- _Material provided_

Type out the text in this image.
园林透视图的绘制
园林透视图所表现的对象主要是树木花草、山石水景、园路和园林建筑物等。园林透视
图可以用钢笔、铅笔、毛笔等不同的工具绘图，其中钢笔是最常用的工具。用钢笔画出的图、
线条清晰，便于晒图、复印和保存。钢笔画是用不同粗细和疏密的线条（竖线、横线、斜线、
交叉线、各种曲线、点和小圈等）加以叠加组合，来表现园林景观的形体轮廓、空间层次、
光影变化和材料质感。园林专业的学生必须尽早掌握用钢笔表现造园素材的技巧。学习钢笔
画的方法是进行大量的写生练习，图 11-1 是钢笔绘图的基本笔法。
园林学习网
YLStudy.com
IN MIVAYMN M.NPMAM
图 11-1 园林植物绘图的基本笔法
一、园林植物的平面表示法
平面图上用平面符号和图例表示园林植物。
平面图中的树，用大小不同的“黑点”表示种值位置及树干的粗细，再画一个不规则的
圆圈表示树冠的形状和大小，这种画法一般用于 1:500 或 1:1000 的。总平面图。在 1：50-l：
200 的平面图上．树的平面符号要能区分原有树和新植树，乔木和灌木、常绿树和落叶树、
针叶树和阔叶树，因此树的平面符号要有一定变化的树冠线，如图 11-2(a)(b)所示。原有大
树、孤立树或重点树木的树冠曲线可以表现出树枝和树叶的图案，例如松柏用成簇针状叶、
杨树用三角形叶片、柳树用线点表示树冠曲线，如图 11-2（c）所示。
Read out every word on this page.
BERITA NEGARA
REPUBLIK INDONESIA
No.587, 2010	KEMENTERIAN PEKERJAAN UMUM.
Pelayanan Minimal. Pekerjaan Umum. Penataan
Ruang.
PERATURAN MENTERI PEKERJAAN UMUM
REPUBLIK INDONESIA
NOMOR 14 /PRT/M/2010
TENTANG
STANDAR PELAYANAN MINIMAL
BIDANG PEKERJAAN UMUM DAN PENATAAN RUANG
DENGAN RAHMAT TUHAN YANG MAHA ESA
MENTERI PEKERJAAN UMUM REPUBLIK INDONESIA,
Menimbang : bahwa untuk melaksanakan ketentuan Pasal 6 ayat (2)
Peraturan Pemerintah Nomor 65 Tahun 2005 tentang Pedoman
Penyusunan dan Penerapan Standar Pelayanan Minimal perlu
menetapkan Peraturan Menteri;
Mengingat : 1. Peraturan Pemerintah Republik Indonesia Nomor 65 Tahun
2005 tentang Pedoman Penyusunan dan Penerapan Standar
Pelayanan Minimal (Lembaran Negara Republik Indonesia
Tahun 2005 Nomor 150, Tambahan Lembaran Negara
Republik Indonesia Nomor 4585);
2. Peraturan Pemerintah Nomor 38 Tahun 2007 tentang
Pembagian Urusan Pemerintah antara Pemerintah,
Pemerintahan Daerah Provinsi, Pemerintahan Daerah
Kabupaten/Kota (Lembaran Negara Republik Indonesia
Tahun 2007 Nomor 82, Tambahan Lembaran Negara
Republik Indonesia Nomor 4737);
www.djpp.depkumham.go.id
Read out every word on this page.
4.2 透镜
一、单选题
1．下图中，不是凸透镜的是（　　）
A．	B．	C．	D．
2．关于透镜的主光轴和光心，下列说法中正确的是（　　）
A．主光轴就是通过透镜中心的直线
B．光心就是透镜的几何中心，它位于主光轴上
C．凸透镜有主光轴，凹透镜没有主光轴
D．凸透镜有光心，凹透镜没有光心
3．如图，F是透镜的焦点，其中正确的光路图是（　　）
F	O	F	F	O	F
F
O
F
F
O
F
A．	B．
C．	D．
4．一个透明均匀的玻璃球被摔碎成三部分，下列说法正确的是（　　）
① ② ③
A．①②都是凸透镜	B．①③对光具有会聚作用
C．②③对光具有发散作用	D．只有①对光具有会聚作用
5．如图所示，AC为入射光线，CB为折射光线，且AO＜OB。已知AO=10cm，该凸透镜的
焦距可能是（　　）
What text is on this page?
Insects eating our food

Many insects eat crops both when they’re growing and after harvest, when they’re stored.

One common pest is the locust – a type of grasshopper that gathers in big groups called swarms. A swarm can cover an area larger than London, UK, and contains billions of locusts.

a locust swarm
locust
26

- _What is asked_
Output the full listing without altering anything.

- _The completed task_
Type out the text in this image.
园林透视图的绘制
园林透视图所表现的对象主要是树木花草、山石水景、园路和园林建筑物等。园林透视
图可以用钢笔、铅笔、毛笔等不同的工具绘图，其中钢笔是最常用的工具。用钢笔画出的图、
线条清晰，便于晒图、复印和保存。钢笔画是用不同粗细和疏密的线条（竖线、横线、斜线、
交叉线、各种曲线、点和小圈等）加以叠加组合，来表现园林景观的形体轮廓、空间层次、
光影变化和材料质感。园林专业的学生必须尽早掌握用钢笔表现造园素材的技巧。学习钢笔
画的方法是进行大量的写生练习，图 11-1 是钢笔绘图的基本笔法。
园林学习网
YLStudy.com
IN MIVAYMN M.NPMAM
图 11-1 园林植物绘图的基本笔法
一、园林植物的平面表示法
平面图上用平面符号和图例表示园林植物。
平面图中的树，用大小不同的“黑点”表示种值位置及树干的粗细，再画一个不规则的
圆圈表示树冠的形状和大小，这种画法一般用于 1:500 或 1:1000 的。总平面图。在 1：50-l：
200 的平面图上．树的平面符号要能区分原有树和新植树，乔木和灌木、常绿树和落叶树、
针叶树和阔叶树，因此树的平面符号要有一定变化的树冠线，如图 11-2(a)(b)所示。原有大
树、孤立树或重点树木的树冠曲线可以表现出树枝和树叶的图案，例如松柏用成簇针状叶、
杨树用三角形叶片、柳树用线点表示树冠曲线，如图 11-2（c）所示。
Read out every word on this page.
BERITA NEGARA
REPUBLIK INDONESIA
No.587, 2010	KEMENTERIAN PEKERJAAN UMUM.
Pelayanan Minimal. Pekerjaan Umum. Penataan
Ruang.
PERATURAN MENTERI PEKERJAAN UMUM
REPUBLIK INDONESIA
NOMOR 14 /PRT/M/2010
TENTANG
STANDAR PELAYANAN MINIMAL
BIDANG PEKERJAAN UMUM DAN PENATAAN RUANG
DENGAN RAHMAT TUHAN YANG MAHA ESA
MENTERI PEKERJAAN UMUM REPUBLIK INDONESIA,
Menimbang : bahwa untuk melaksanakan ketentuan Pasal 6 ayat (2)
Peraturan Pemerintah Nomor 65 Tahun 2005 tentang Pedoman
Penyusunan dan Penerapan Standar Pelayanan Minimal perlu
menetapkan Peraturan Menteri;
Mengingat : 1. Peraturan Pemerintah Republik Indonesia Nomor 65 Tahun
2005 tentang Pedoman Penyusunan dan Penerapan Standar
Pelayanan Minimal (Lembaran Negara Republik Indonesia
Tahun 2005 Nomor 150, Tambahan Lembaran Negara
Republik Indonesia Nomor 4585);
2. Peraturan Pemerintah Nomor 38 Tahun 2007 tentang
Pembagian Urusan Pemerintah antara Pemerintah,
Pemerintahan Daerah Provinsi, Pemerintahan Daerah
Kabupaten/Kota (Lembaran Negara Republik Indonesia
Tahun 2007 Nomor 82, Tambahan Lembaran Negara
Republik Indonesia Nomor 4737);
www.djpp.depkumham.go.id
Read out every word on this page.
4.2 透镜
一、单选题
1．下图中，不是凸透镜的是（　　）
A．	B．	C．	D．
2．关于透镜的主光轴和光心，下列说法中正确的是（　　）
A．主光轴就是通过透镜中心的直线
B．光心就是透镜的几何中心，它位于主光轴上
C．凸透镜有主光轴，凹透镜没有主光轴
D．凸透镜有光心，凹透镜没有光心
3．如图，F是透镜的焦点，其中正确的光路图是（　　）
F	O	F	F	O	F
F
O
F
F
O
F
A．	B．
C．	D．
4．一个透明均匀的玻璃球被摔碎成三部分，下列说法正确的是（　　）
① ② ③
A．①②都是凸透镜	B．①③对光具有会聚作用
C．②③对光具有发散作用	D．只有①对光具有会聚作用
5．如图所示，AC为入射光线，CB为折射光线，且AO＜OB。已知AO=10cm，该凸透镜的
焦距可能是（　　）
What text is on this page?
Insects eating our food

Many insects eat crops both when they’re growing and after harvest, when they’re stored.

One common pest is the locust – a type of grasshopper that gathers in big groups called swarms. A swarm can cover an area larger than London, UK, and contains billions of locusts.

a locust swarm
locust
26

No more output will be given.